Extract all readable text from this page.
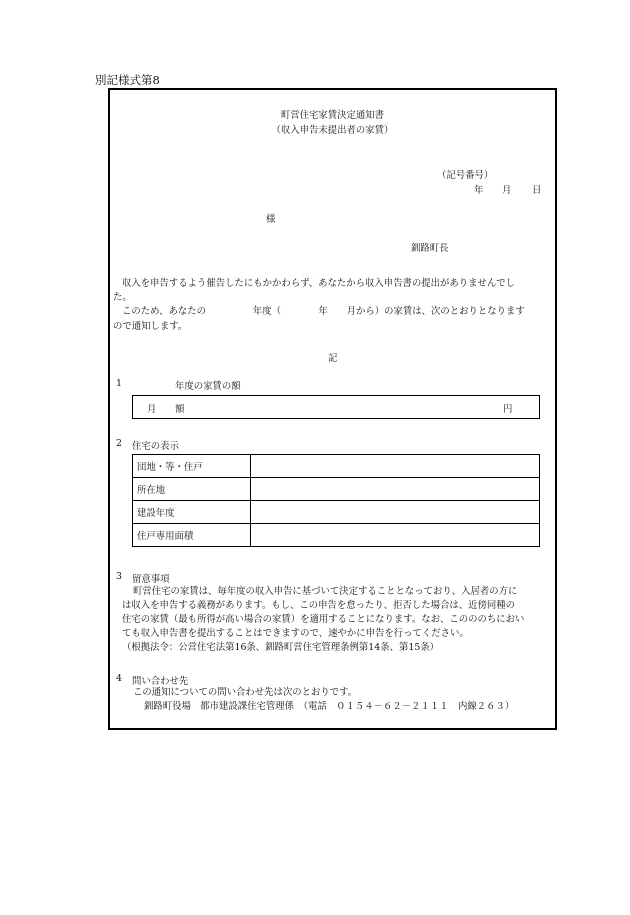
別記様式第8
町営住宅家賃決定通知書
（収入申告未提出者の家賃）
（記号番号）
年 月 日
様
釧路町長
収入を申告するよう催告したにもかかわらず、あなたから収入申告書の提出がありませんでし
た。
このため、あなたの　　　　　年度（　　　　年　　月から）の家賃は、次のとおりとなります
ので通知します。
記
1	年度の家賃の額
月　　額	円
2 住宅の表示
団地・等・住戸	
所在地	
建設年度	
住戸専用面積	
3 留意事項
町営住宅の家賃は、毎年度の収入申告に基づいて決定することとなっており、入居者の方に
は収入を申告する義務があります。もし、この申告を怠ったり、拒否した場合は、近傍同種の
住宅の家賃（最も所得が高い場合の家賃）を適用することになります。なお、このののちにおい
ても収入申告書を提出することはできますので、速やかに申告を行ってください。
（根拠法令：公営住宅法第16条、釧路町営住宅管理条例第14条、第15条）
4 問い合わせ先
この通知についての問い合わせ先は次のとおりです。
釧路町役場　都市建設課住宅管理係　（電話　０１５４－６２－２１１１　内線２６３）
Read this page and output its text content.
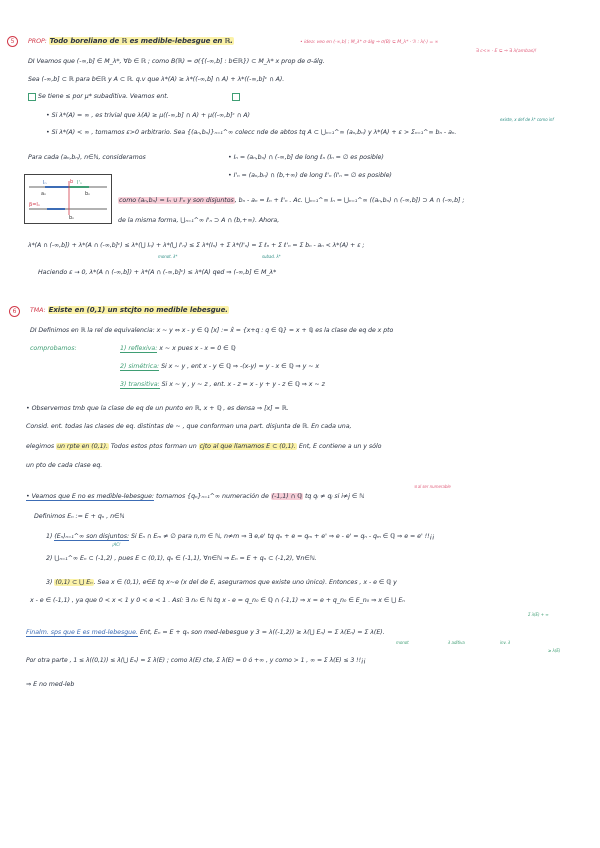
5	PROP: Todo boreliano de ℝ es medible-lebesgue en ℝ.	• idea: veo en (-∞,b] ; M_λ* σ-álg ⇒ σ(B) ⊆ M_λ* · ℬ : λ(·) = ∞
∃ c<∞ · E ⊆ ⇒ ∃ λ(ambas)!
DI Veamos que (-∞,b] ∈ M_λ*, ∀b ∈ ℝ ; como B(ℝ) = σ({(-∞,b] : b∈ℝ}) ⊂ M_λ* x prop de σ-álg.
Sea (-∞,b] ⊂ ℝ para b∈ℝ y A ⊂ ℝ. q.v que λ*(A) ≥ λ*((-∞,b] ∩ A) + λ*((-∞,b]ᶜ ∩ A).
Se tiene ≤ por μ* subaditiva. Veamos ent.
• Si λ*(A) = ∞ , es trivial que λ(A) ≥ μ((-∞,b] ∩ A) + μ((-∞,b]ᶜ ∩ A)
existe, x def de λ* como inf
• Si λ*(A) < ∞ , tomamos ε>0 arbitrario. Sea {(aₙ,bₙ)}ₙ₌₁^∞ colecc nde de abtos tq A ⊂ ⋃ₙ₌₁^∞ (aₙ,bₙ) y λ*(A) + ε > Σₙ₌₁^∞ bₙ - aₙ.
Para cada (aₙ,bₙ), n∈ℕ, consideramos	• Iₙ = (aₙ,bₙ) ∩ (-∞,b] de long ℓₙ (Iₙ = ∅ es posible)
• I'ₙ = (aₙ,bₙ) ∩ (b,+∞) de long ℓ'ₙ (I'ₙ = ∅ es posible)
Iₙ	b I'ₙ
aₙ	bₙ
β=Iₙ
bₙ
como (aₙ,bₙ) = Iₙ ∪ I'ₙ y son disjuntos, bₙ - aₙ = ℓₙ + ℓ'ₙ . Ac. ⋃ₙ₌₁^∞ Iₙ = ⋃ₙ₌₁^∞ ((aₙ,bₙ) ∩ (-∞,b]) ⊃ A ∩ (-∞,b] ;
de la misma forma, ⋃ₙ₌₁^∞ I'ₙ ⊃ A ∩ (b,+∞). Ahora,
λ*(A ∩ (-∞,b]) + λ*(A ∩ (-∞,b]ᶜ) ≤ λ*(⋃ Iₙ) + λ*(⋃ I'ₙ) ≤ Σ λ*(Iₙ) + Σ λ*(I'ₙ) = Σ ℓₙ + Σ ℓ'ₙ = Σ bₙ - aₙ < λ*(A) + ε ;
monot. λ*	subad. λ*
Haciendo ε → 0, λ*(A ∩ (-∞,b]) + λ*(A ∩ (-∞,b]ᶜ) ≤ λ*(A) qed ⇒ (-∞,b] ∈ M_λ*
6	TMA: Existe en (0,1) un stcjto no medible lebesgue.
DI Definimos en ℝ la rel de equivalencia: x ~ y ⇔ x - y ∈ ℚ [x] := x̂ = {x+q : q ∈ ℚ} = x + ℚ es la clase de eq de x pto
comprobamos:	1) reflexiva: x ~ x pues x - x = 0 ∈ ℚ
2) simétrica: Si x ~ y , ent x - y ∈ ℚ ⇒ -(x-y) = y - x ∈ ℚ ⇒ y ~ x
3) transitiva: Si x ~ y , y ~ z , ent. x - z = x - y + y - z ∈ ℚ ⇒ x ~ z
• Observemos tmb que la clase de eq de un punto en ℝ, x + ℚ , es densa ⇒ [x] = ℝ.
Consid. ent. todas las clases de eq. distintas de ~ , que conforman una part. disjunta de ℝ. En cada una,
elegimos un rpte en (0,1). Todos estos ptos forman un cjto al que llamamos E ⊂ (0,1). Ent, E contiene a un y sólo
un pto de cada clase eq.
• Veamos que E no es medible-lebesgue: tomamos {qₙ}ₙ₌₁^∞ numeración de (-1,1) ∩ ℚ tq qᵢ ≠ qⱼ si i≠j ∈ ℕ
∃ al ser numerable
Definimos Eₙ := E + qₙ , n∈ℕ
1) (Eₙ)ₙ₌₁^∞ son disjuntos: Si Eₙ ∩ Eₘ ≠ ∅ para n,m ∈ ℕ, n≠m ⇒ ∃ e,e' tq qₙ + e = qₘ + e' ⇒ e - e' = qₙ - qₘ ∈ ℚ ⇒ e = e' !!¡¡
¡AC!
2) ⋃ₙ₌₁^∞ Eₙ ⊂ (-1,2) , pues E ⊂ (0,1), qₙ ∈ (-1,1), ∀n∈ℕ ⇒ Eₙ = E + qₙ ⊂ (-1,2), ∀n∈ℕ.
3) (0,1) ⊂ ⋃ Eₙ. Sea x ∈ (0,1), e∈E tq x~e (x del de E, aseguramos que existe uno único). Entonces , x - e ∈ ℚ y
x - e ∈ (-1,1) , ya que 0 < x < 1 y 0 < e < 1 . Así: ∃ n₀ ∈ ℕ tq x - e = q_n₀ ∈ ℚ ∩ (-1,1) ⇒ x = e + q_n₀ ∈ E_n₀ ⇒ x ∈ ⋃ Eₙ
Finalm. sps que E es med-lebesgue. Ent, Eₙ = E + qₙ son med-lebesgue y 3 = λ((-1,2)) ≥ λ(⋃ Eₙ) = Σ λ(Eₙ) = Σ λ(E).
monot	λ aditiva	inv. λ
Σ λ(E) + ∞
≥ λ(E)
Por otra parte , 1 ≤ λ((0,1)) ≤ λ(⋃ Eₙ) = Σ λ(E) ; como λ(E) cte, Σ λ(E) = 0 ó +∞ , y como > 1 , ∞ = Σ λ(E) ≤ 3 !!¡¡
⇒ E no med-leb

━━━━━━━━━━━━━━━━

_Direction_
What is the number of lines in this listing that contain the word "page"? Answer with that number and nothing else.

_Solved problem_
2